START GIVEN DATA

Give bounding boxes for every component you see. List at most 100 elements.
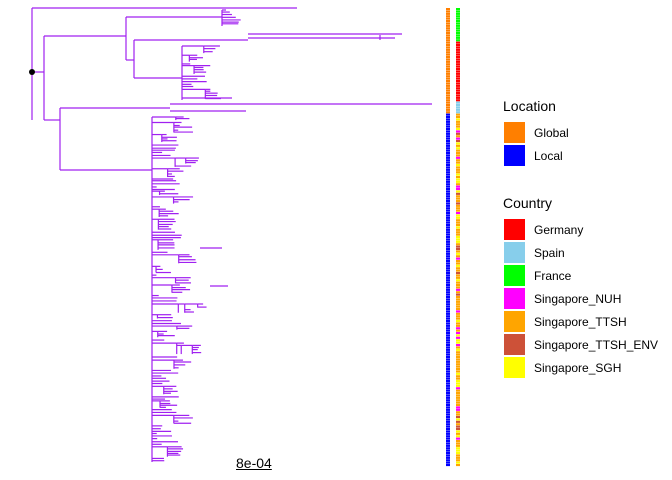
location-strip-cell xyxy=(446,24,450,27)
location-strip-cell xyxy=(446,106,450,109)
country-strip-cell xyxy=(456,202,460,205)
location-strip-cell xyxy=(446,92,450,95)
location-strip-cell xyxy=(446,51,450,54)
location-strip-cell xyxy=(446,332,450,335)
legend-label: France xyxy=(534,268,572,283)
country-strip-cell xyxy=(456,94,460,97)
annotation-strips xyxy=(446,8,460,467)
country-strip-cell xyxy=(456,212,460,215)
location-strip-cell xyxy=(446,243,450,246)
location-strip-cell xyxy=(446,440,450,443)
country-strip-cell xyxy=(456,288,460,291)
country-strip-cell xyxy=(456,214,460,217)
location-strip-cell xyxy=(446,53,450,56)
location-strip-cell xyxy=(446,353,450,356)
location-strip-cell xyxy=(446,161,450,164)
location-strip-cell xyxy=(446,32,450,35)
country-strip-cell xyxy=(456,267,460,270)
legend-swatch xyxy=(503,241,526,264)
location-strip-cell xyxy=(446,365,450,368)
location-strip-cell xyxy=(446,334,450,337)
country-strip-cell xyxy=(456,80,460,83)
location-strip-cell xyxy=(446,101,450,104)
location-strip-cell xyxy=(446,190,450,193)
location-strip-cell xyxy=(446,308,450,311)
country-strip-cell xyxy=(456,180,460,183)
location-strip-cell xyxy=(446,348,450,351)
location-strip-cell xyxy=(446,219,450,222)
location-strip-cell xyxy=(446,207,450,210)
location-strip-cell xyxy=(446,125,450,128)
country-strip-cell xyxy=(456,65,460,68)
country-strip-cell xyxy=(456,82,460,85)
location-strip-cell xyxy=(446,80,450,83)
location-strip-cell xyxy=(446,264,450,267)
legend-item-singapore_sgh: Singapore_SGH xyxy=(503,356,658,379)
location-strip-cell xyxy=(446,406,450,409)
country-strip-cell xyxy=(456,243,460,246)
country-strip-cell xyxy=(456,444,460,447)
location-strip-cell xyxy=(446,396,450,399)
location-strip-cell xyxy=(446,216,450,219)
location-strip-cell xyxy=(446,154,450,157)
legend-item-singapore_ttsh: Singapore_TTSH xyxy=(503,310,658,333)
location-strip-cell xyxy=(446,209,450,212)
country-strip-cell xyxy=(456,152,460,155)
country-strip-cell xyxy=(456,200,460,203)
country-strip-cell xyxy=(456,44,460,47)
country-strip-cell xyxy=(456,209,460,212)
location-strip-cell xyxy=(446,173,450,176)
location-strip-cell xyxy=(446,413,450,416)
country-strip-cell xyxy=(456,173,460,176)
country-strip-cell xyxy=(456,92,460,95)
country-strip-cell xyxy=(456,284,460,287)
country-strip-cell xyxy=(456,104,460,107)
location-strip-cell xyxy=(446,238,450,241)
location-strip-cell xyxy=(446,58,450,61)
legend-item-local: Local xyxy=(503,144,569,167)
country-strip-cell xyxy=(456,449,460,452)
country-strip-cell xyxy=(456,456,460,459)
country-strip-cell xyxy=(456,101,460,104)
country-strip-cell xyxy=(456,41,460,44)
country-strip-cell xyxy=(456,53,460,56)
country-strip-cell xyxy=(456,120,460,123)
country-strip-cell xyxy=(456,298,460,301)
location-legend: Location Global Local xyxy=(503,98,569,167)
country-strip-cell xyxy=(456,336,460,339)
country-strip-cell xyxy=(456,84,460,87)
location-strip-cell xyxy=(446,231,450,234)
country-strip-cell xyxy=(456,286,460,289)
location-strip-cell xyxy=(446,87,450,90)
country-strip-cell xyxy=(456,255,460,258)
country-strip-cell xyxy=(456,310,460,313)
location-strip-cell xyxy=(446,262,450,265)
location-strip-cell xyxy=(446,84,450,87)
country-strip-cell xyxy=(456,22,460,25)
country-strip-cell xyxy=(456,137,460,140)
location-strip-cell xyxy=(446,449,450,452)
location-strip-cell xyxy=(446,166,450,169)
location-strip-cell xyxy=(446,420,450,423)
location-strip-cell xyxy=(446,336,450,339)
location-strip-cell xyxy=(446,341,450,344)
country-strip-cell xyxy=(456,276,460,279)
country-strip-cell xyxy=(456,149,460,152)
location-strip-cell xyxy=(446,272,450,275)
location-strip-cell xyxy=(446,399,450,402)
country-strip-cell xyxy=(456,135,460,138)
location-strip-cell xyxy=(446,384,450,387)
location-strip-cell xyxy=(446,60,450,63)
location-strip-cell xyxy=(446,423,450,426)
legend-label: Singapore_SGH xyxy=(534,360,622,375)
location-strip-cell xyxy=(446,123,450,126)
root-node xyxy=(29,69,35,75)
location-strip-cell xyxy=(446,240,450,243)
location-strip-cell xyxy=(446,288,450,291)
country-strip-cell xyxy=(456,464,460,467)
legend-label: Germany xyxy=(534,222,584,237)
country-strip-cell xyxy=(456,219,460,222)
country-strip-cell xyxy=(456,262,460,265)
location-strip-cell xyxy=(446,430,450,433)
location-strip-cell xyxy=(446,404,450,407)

END GIVEN DATA

Render every line of the data above as a JSON list of strings, one string per line, skipping blank lines. Leave the pictures out of the list.

[
  "Give bounding boxes for every component you see. List at most 100 elements.",
  "location-strip-cell xyxy=(446,24,450,27)",
  "location-strip-cell xyxy=(446,106,450,109)",
  "country-strip-cell xyxy=(456,202,460,205)",
  "location-strip-cell xyxy=(446,92,450,95)",
  "location-strip-cell xyxy=(446,51,450,54)",
  "location-strip-cell xyxy=(446,332,450,335)",
  "legend-label: France xyxy=(534,268,572,283)",
  "country-strip-cell xyxy=(456,94,460,97)",
  "annotation-strips xyxy=(446,8,460,467)",
  "country-strip-cell xyxy=(456,212,460,215)",
  "location-strip-cell xyxy=(446,243,450,246)",
  "location-strip-cell xyxy=(446,440,450,443)",
  "country-strip-cell xyxy=(456,288,460,291)",
  "country-strip-cell xyxy=(456,214,460,217)",
  "location-strip-cell xyxy=(446,53,450,56)",
  "location-strip-cell xyxy=(446,353,450,356)",
  "location-strip-cell xyxy=(446,161,450,164)",
  "location-strip-cell xyxy=(446,32,450,35)",
  "country-strip-cell xyxy=(456,267,460,270)",
  "legend-swatch xyxy=(503,241,526,264)",
  "location-strip-cell xyxy=(446,365,450,368)",
  "location-strip-cell xyxy=(446,334,450,337)",
  "country-strip-cell xyxy=(456,80,460,83)",
  "location-strip-cell xyxy=(446,101,450,104)",
  "location-strip-cell xyxy=(446,190,450,193)",
  "location-strip-cell xyxy=(446,308,450,311)",
  "country-strip-cell xyxy=(456,180,460,183)",
  "location-strip-cell xyxy=(446,348,450,351)",
  "location-strip-cell xyxy=(446,219,450,222)",
  "location-strip-cell xyxy=(446,207,450,210)",
  "location-strip-cell xyxy=(446,125,450,128)",
  "country-strip-cell xyxy=(456,65,460,68)",
  "country-strip-cell xyxy=(456,82,460,85)",
  "location-strip-cell xyxy=(446,80,450,83)",
  "location-strip-cell xyxy=(446,264,450,267)",
  "legend-item-singapore_sgh: Singapore_SGH xyxy=(503,356,658,379)",
  "location-strip-cell xyxy=(446,406,450,409)",
  "country-strip-cell xyxy=(456,243,460,246)",
  "country-strip-cell xyxy=(456,444,460,447)",
  "location-strip-cell xyxy=(446,396,450,399)",
  "location-strip-cell xyxy=(446,216,450,219)",
  "location-strip-cell xyxy=(446,154,450,157)",
  "legend-item-singapore_ttsh: Singapore_TTSH xyxy=(503,310,658,333)",
  "location-strip-cell xyxy=(446,209,450,212)",
  "country-strip-cell xyxy=(456,152,460,155)",
  "country-strip-cell xyxy=(456,200,460,203)",
  "country-strip-cell xyxy=(456,44,460,47)",
  "country-strip-cell xyxy=(456,209,460,212)",
  "location-strip-cell xyxy=(446,173,450,176)",
  "location-strip-cell xyxy=(446,413,450,416)",
  "country-strip-cell xyxy=(456,173,460,176)",
  "country-strip-cell xyxy=(456,92,460,95)",
  "country-strip-cell xyxy=(456,284,460,287)",
  "country-strip-cell xyxy=(456,104,460,107)",
  "location-strip-cell xyxy=(446,238,450,241)",
  "location-strip-cell xyxy=(446,58,450,61)",
  "legend-item-local: Local xyxy=(503,144,569,167)",
  "country-strip-cell xyxy=(456,449,460,452)",
  "country-strip-cell xyxy=(456,456,460,459)",
  "country-strip-cell xyxy=(456,101,460,104)",
  "country-strip-cell xyxy=(456,41,460,44)",
  "country-strip-cell xyxy=(456,53,460,56)",
  "country-strip-cell xyxy=(456,120,460,123)",
  "country-strip-cell xyxy=(456,298,460,301)",
  "location-legend: Location Global Local xyxy=(503,98,569,167)",
  "country-strip-cell xyxy=(456,336,460,339)",
  "country-strip-cell xyxy=(456,84,460,87)",
  "location-strip-cell xyxy=(446,231,450,234)",
  "country-strip-cell xyxy=(456,286,460,289)",
  "location-strip-cell xyxy=(446,87,450,90)",
  "country-strip-cell xyxy=(456,255,460,258)",
  "country-strip-cell xyxy=(456,310,460,313)",
  "location-strip-cell xyxy=(446,262,450,265)",
  "location-strip-cell xyxy=(446,84,450,87)",
  "country-strip-cell xyxy=(456,22,460,25)",
  "country-strip-cell xyxy=(456,137,460,140)",
  "location-strip-cell xyxy=(446,449,450,452)",
  "location-strip-cell xyxy=(446,166,450,169)",
  "location-strip-cell xyxy=(446,420,450,423)",
  "location-strip-cell xyxy=(446,336,450,339)",
  "location-strip-cell xyxy=(446,341,450,344)",
  "country-strip-cell xyxy=(456,276,460,279)",
  "country-strip-cell xyxy=(456,149,460,152)",
  "location-strip-cell xyxy=(446,272,450,275)",
  "location-strip-cell xyxy=(446,399,450,402)",
  "country-strip-cell xyxy=(456,135,460,138)",
  "location-strip-cell xyxy=(446,384,450,387)",
  "location-strip-cell xyxy=(446,60,450,63)",
  "location-strip-cell xyxy=(446,423,450,426)",
  "legend-label: Singapore_SGH xyxy=(534,360,622,375)",
  "location-strip-cell xyxy=(446,123,450,126)",
  "root-node xyxy=(29,69,35,75)",
  "location-strip-cell xyxy=(446,240,450,243)",
  "location-strip-cell xyxy=(446,288,450,291)",
  "country-strip-cell xyxy=(456,464,460,467)",
  "legend-label: Germany xyxy=(534,222,584,237)",
  "country-strip-cell xyxy=(456,219,460,222)",
  "country-strip-cell xyxy=(456,262,460,265)",
  "location-strip-cell xyxy=(446,430,450,433)",
  "location-strip-cell xyxy=(446,404,450,407)"
]